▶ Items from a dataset
########

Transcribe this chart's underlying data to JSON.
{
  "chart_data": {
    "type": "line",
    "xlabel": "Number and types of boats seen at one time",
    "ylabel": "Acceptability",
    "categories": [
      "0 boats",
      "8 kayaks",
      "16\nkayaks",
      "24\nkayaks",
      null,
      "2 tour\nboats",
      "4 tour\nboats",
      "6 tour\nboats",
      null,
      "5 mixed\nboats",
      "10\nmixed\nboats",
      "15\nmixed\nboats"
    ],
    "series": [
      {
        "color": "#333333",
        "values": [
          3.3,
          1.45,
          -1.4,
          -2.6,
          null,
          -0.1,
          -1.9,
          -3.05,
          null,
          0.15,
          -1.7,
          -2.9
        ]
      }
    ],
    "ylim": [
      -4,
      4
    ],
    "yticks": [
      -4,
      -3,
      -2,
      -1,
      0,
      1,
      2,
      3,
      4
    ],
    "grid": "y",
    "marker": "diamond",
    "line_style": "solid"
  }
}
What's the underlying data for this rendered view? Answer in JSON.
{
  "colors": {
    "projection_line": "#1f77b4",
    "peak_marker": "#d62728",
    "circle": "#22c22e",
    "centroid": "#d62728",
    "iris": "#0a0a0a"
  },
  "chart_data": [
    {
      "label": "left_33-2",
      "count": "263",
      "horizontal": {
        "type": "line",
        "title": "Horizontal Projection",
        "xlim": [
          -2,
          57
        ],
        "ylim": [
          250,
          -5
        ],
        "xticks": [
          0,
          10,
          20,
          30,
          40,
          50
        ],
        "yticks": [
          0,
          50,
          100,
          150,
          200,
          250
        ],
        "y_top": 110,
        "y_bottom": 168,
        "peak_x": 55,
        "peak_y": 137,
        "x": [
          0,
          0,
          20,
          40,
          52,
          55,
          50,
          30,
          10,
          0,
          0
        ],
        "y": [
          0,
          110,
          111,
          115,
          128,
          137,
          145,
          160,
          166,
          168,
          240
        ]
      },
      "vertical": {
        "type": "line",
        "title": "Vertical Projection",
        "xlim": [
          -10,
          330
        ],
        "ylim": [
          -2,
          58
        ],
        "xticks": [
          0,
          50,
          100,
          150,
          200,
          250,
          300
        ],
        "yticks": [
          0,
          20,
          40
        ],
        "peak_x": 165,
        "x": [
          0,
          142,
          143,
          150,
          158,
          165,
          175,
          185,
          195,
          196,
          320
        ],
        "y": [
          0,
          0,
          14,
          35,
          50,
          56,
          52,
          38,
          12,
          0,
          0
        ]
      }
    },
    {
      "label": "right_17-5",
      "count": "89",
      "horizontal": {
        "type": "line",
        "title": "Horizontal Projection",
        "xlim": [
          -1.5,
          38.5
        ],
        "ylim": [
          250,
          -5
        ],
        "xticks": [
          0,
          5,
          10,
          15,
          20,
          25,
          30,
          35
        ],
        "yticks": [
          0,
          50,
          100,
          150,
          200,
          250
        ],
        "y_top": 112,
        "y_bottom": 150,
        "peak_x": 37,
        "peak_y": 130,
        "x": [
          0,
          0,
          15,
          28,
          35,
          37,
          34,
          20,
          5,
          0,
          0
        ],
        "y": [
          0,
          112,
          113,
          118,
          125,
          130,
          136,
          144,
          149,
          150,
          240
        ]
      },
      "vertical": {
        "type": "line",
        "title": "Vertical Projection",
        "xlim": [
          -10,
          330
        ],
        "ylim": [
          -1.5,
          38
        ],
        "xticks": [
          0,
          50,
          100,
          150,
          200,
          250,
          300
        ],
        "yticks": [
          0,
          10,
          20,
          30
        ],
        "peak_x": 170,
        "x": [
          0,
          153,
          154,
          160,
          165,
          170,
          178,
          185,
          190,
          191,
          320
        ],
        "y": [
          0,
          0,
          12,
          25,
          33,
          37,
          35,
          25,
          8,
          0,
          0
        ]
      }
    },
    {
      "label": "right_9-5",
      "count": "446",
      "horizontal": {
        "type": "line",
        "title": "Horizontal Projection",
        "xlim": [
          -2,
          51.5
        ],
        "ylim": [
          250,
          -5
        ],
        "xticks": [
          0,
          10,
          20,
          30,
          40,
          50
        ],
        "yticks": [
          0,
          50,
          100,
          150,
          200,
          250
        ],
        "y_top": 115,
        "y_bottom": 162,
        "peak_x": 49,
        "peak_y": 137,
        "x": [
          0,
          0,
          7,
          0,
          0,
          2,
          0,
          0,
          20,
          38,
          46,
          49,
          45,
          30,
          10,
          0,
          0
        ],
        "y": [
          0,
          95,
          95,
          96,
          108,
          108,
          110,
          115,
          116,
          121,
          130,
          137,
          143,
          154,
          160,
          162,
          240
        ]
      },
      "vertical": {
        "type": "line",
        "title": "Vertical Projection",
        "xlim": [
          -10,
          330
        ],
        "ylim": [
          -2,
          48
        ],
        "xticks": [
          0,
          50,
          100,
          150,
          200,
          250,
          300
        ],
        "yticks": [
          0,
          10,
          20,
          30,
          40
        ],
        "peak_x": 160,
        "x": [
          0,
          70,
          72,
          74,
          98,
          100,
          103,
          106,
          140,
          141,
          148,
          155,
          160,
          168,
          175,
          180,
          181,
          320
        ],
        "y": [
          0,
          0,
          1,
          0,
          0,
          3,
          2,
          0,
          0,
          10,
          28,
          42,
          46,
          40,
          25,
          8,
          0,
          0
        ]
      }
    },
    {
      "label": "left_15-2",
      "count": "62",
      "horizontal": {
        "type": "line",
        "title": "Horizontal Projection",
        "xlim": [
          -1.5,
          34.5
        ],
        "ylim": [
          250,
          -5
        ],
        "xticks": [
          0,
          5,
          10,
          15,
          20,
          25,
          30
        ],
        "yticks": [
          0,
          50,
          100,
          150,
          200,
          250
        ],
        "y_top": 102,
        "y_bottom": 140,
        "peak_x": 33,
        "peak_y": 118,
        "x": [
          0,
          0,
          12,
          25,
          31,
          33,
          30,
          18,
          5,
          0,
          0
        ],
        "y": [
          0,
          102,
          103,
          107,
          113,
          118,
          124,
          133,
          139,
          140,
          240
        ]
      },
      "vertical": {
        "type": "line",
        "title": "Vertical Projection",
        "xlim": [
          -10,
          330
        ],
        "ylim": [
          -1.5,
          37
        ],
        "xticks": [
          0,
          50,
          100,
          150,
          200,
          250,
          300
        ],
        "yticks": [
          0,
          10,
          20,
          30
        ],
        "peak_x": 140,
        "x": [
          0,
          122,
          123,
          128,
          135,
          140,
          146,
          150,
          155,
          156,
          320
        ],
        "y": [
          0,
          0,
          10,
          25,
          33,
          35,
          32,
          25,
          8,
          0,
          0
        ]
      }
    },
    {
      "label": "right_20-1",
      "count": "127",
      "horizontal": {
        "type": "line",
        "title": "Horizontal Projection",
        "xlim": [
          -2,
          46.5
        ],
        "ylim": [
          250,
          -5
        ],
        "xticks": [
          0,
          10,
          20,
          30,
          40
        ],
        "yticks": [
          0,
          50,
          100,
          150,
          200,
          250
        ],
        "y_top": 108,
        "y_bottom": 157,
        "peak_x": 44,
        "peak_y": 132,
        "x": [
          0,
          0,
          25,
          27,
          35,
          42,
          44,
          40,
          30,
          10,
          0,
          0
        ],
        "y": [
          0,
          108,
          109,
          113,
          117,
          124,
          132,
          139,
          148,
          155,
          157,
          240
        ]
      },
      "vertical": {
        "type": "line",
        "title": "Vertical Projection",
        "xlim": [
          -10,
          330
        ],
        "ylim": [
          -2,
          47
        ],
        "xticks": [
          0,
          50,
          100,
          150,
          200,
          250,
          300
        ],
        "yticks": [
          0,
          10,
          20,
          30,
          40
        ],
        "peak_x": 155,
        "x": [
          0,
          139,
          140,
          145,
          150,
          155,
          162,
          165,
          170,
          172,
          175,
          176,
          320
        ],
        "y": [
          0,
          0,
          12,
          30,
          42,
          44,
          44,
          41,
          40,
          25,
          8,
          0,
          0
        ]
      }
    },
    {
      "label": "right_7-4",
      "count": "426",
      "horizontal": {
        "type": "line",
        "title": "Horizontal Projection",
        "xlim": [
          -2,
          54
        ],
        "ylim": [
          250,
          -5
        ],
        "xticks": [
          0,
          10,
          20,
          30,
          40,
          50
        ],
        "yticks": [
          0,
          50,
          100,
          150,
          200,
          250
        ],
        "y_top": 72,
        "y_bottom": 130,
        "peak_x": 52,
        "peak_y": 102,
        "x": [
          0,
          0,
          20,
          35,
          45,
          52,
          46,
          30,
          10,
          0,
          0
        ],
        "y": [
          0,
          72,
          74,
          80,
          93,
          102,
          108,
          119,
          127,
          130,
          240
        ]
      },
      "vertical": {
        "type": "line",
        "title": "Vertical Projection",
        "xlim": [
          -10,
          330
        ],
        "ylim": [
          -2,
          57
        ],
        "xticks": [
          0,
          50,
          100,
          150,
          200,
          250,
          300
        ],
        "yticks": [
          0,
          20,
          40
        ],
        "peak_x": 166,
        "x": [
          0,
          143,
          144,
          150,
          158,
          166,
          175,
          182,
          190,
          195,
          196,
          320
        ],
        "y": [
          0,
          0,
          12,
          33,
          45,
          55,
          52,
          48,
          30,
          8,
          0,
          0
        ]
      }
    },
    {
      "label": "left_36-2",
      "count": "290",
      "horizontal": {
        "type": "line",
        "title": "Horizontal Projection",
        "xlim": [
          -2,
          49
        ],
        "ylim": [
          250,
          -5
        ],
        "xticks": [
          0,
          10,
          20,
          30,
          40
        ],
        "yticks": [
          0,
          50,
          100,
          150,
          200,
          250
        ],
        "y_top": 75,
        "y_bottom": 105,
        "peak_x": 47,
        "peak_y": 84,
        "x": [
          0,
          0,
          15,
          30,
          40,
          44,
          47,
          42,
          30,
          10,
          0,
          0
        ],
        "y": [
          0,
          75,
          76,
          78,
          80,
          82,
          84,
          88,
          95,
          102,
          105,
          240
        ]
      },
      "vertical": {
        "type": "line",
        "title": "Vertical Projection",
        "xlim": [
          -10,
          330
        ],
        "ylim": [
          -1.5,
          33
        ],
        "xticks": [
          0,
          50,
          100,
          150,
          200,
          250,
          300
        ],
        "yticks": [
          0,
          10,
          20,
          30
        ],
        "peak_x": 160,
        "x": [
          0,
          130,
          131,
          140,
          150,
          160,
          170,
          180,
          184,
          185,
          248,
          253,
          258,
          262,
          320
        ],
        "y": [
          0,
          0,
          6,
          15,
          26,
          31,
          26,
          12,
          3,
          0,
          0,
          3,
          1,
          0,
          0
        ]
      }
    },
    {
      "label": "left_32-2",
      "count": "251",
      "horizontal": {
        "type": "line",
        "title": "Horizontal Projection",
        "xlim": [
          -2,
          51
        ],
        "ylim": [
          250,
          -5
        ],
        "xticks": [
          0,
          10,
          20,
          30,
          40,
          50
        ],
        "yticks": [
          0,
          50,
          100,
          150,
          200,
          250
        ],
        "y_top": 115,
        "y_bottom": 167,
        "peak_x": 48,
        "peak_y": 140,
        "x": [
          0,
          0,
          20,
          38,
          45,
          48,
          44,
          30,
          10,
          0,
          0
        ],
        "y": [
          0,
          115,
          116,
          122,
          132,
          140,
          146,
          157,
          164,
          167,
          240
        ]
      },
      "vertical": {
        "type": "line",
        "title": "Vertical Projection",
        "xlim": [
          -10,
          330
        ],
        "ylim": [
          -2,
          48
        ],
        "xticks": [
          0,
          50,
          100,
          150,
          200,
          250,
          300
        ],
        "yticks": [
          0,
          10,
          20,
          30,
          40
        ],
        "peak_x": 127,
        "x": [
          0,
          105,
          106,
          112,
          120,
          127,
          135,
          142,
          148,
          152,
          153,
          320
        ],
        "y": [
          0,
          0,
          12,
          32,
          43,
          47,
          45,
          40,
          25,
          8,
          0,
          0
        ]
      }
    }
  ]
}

########

▶ GOAL
List every line above that contains the word "nboats".

▶ COMPLETE RESPONSE
      "2 tour\nboats",
      "4 tour\nboats",
      "6 tour\nboats",
      "5 mixed\nboats",
      "10\nmixed\nboats",
      "15\nmixed\nboats"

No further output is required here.